◆ **Textauszug**:
________________________________________

USA auf Partnersuche

Mit der Resolution 1441 findet die Präventivkriegsstrategie der Bush-Regierung Eingang ins Völkerrecht

Joachim Guillard,
(erschien leicht gekürzt in Unsere Zeit v. 24. Januar 2003)

"Die Abwesenheit eines Beweises ist nicht der Beweis der Abwesenheit"
US-Verteidigungsminister Rumsfeld

Ursprünglich hatte die Bush-Regierung nicht vor, sich wie die erste Bush-Administration, durch die Einschaltung bzw. Instrumentalisierung des UN-Sicherheitsrat, eine gewisse völkerrechtliche Legitimation für ihre Kriegspolitik zu verschaffen. Die Falken in den USA hatten dies als Umweg, angesehen, der zu viel Zeit kosten und die nach dem 11.9. gewonnene Handlungsfreiheit unnötig einschränken würde.

Trotz intensiver Bemühungen war es ihnen aber nicht gelungen, ausreichende internationale Unterstützung für den geplanten Krieg gegen den Irak zu finden. Auch prominente Vordenker des US-Imperialismus, wie Henry Kissinger kritisierten das ungestüme und undiplomatische Vorgehen, das ein langfristige hegemoniale Stellung der USA gefährden könne, scharf. So entschloss sich die Bush-Regierung zum Weg über die UNO – allerdings auf ihre Art und nicht ohne sich die Möglichkeit eines unilateralen Vorgehens weit offen zu halten.

 Am 12. September 2002 warf George W. Bush in seiner Rede vor der Vollversammlung der Vereinten Nationen der UNO ständiges Versagen im Umgang mit Saddam Hussein vor. Er forderte ultimativ eine neue schärfere Resolution gegen den Irak, die diesen unter Androhung militärischer Maßnahmen zur vollständigen Kooperation zwingen solle. Zur Überraschung der US-Regierung erklärte sich die irakische Regierung vier Tage später bereit, die Waffeninspektoren ohne Vorbedingungen ins Land zu lassen und ihnen freien Zugang zu allen Einrichtungen zu gewähren.

________________________________________

Gib aus dem Textauszug über die Resolution 1441 den Abschnitt von „US-Verteidigungsminister Rumsfeld“ bis „unnötig einschränken würde.“ wortgetreu wieder.

◆ **Verfügbares Material**:
________________________________________

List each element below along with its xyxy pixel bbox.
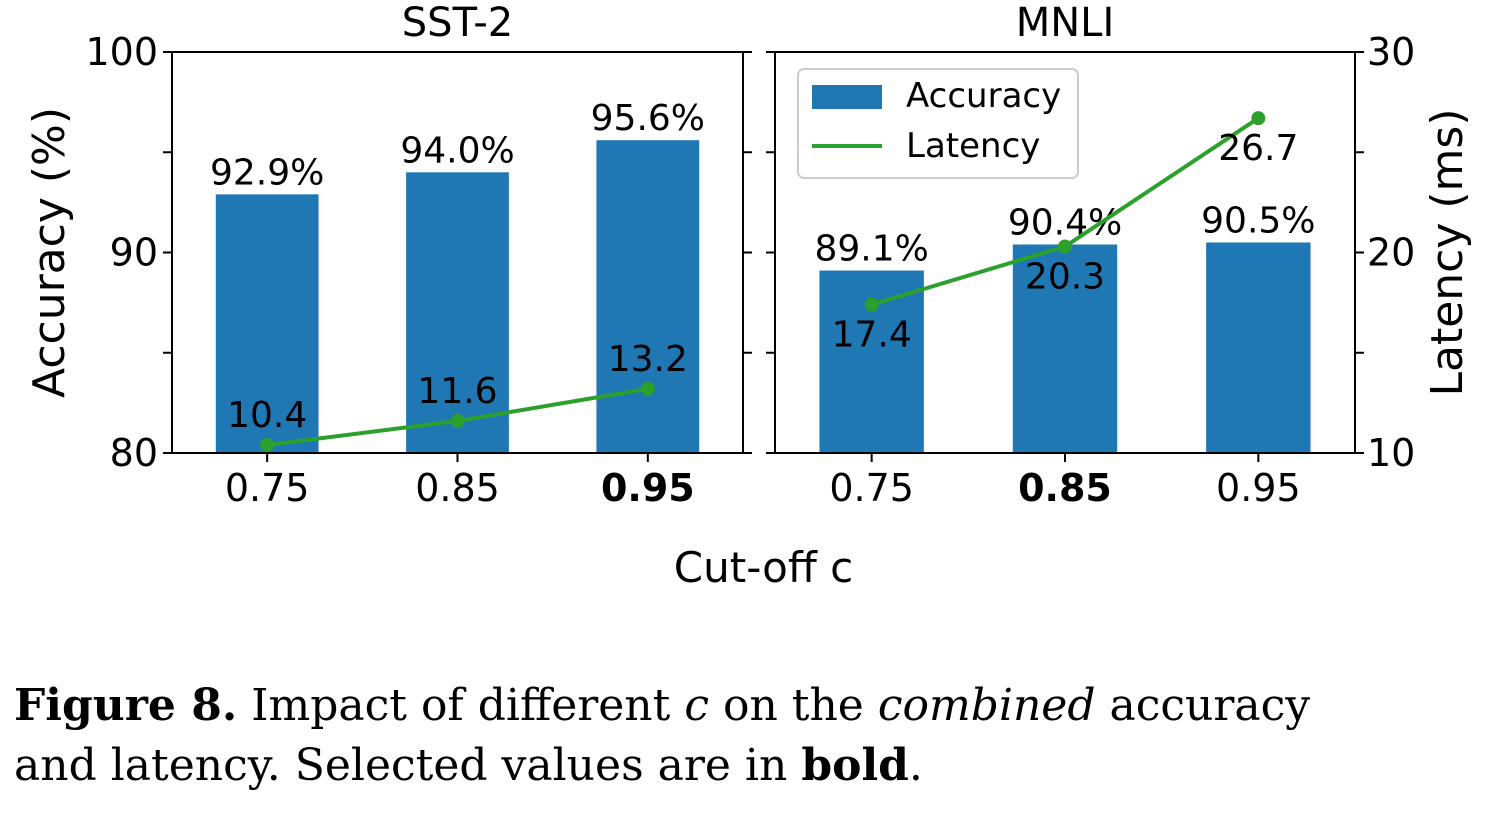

________________________________________

◆ **Lösung**:
US-Verteidigungsminister Rumsfeld

Ursprünglich hatte die Bush-Regierung nicht vor, sich wie die erste Bush-Administration, durch die Einschaltung bzw. Instrumentalisierung des UN-Sicherheitsrat, eine gewisse völkerrechtliche Legitimation für ihre Kriegspolitik zu verschaffen. Die Falken in den USA hatten dies als Umweg, angesehen, der zu viel Zeit kosten und die nach dem 11.9. gewonnene Handlungsfreiheit unnötig einschränken würde.